Aim of the task: Look over the lines below. Report each one that includes the string "stain".

┄┄┄┄┄┄┄┄┄┄┄┄┄┄┄┄┄┄┄┄

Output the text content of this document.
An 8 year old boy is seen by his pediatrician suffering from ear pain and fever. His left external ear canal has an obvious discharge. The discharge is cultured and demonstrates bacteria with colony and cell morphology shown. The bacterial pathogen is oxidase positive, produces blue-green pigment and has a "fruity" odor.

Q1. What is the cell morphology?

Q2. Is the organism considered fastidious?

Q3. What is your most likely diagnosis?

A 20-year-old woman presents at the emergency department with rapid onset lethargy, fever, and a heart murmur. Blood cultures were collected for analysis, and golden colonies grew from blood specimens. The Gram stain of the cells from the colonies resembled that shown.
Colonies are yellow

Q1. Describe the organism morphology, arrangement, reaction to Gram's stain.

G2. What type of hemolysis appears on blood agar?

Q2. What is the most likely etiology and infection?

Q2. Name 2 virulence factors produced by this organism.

┄┄┄┄┄┄┄┄┄┄┄┄┄┄┄┄┄┄┄┄

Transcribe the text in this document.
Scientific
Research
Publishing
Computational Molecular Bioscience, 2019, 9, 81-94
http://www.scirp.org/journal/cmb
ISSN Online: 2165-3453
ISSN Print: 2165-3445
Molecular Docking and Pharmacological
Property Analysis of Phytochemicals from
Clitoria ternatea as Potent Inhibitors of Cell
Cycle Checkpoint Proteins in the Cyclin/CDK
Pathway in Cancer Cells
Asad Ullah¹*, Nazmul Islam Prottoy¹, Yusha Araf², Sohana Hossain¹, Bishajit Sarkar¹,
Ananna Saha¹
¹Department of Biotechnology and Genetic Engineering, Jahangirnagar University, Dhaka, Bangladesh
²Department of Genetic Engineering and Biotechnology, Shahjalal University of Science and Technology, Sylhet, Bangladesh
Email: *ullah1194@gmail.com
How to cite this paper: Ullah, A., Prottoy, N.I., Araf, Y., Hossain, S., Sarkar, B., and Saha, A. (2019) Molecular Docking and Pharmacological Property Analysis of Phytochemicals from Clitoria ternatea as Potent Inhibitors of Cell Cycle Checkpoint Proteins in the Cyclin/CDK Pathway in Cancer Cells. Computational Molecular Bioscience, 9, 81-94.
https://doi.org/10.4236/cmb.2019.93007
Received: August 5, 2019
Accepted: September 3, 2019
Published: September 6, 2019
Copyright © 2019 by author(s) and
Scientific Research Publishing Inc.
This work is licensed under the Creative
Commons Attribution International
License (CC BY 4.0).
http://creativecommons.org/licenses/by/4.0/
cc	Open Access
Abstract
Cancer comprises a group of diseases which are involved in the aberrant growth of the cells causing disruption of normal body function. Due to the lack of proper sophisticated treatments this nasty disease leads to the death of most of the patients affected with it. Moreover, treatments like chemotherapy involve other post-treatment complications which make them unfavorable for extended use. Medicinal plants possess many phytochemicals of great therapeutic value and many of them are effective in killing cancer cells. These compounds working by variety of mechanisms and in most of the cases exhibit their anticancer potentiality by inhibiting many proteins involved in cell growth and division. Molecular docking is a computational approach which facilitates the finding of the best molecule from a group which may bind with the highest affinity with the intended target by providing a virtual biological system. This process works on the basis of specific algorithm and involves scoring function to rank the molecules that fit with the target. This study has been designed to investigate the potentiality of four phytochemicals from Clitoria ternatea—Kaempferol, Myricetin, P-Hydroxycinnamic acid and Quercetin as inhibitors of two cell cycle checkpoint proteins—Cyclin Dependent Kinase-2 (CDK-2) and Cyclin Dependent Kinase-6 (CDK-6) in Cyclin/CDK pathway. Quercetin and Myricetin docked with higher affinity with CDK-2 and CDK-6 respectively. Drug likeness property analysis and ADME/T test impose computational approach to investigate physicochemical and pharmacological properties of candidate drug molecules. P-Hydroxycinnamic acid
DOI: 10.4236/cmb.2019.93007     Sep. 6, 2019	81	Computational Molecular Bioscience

┄┄┄┄┄┄┄┄┄┄┄┄┄┄┄┄┄┄┄┄

Your solution:
A 20-year-old woman presents at the emergency department with rapid onset lethargy, fever, and a heart murmur. Blood cultures were collected for analysis, and golden colonies grew from blood specimens. The Gram stain of the cells from the colonies resembled that shown.
Q1. Describe the organism morphology, arrangement, reaction to Gram's stain.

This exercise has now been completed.